▶ **What you should do**
Gather all lines containing the string "marketing" and copy them out.

+++ Data supplied +++

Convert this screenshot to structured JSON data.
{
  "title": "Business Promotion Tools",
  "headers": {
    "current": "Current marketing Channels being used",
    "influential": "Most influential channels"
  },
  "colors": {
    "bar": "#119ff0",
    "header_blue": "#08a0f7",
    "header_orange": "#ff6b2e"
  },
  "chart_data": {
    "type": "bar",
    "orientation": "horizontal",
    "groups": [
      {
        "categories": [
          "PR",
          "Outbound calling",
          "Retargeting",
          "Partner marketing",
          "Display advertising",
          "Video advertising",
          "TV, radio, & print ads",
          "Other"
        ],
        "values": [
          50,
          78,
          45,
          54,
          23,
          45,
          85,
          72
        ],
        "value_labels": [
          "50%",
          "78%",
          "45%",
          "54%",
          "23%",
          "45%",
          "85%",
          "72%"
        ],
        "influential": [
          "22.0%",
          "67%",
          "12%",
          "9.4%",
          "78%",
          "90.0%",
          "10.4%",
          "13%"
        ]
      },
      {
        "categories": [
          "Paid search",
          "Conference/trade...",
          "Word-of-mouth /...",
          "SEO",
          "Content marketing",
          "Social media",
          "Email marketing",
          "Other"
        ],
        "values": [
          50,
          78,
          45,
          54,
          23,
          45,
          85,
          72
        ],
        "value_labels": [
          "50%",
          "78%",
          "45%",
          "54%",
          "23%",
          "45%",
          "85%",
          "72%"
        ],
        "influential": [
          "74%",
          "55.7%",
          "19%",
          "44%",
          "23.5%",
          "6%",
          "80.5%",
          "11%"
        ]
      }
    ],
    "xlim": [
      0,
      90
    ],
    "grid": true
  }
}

+++

▶ **Solution for this problem**
    "current": "Current marketing Channels being used",
          "Partner marketing",
          "Content marketing",
          "Email marketing",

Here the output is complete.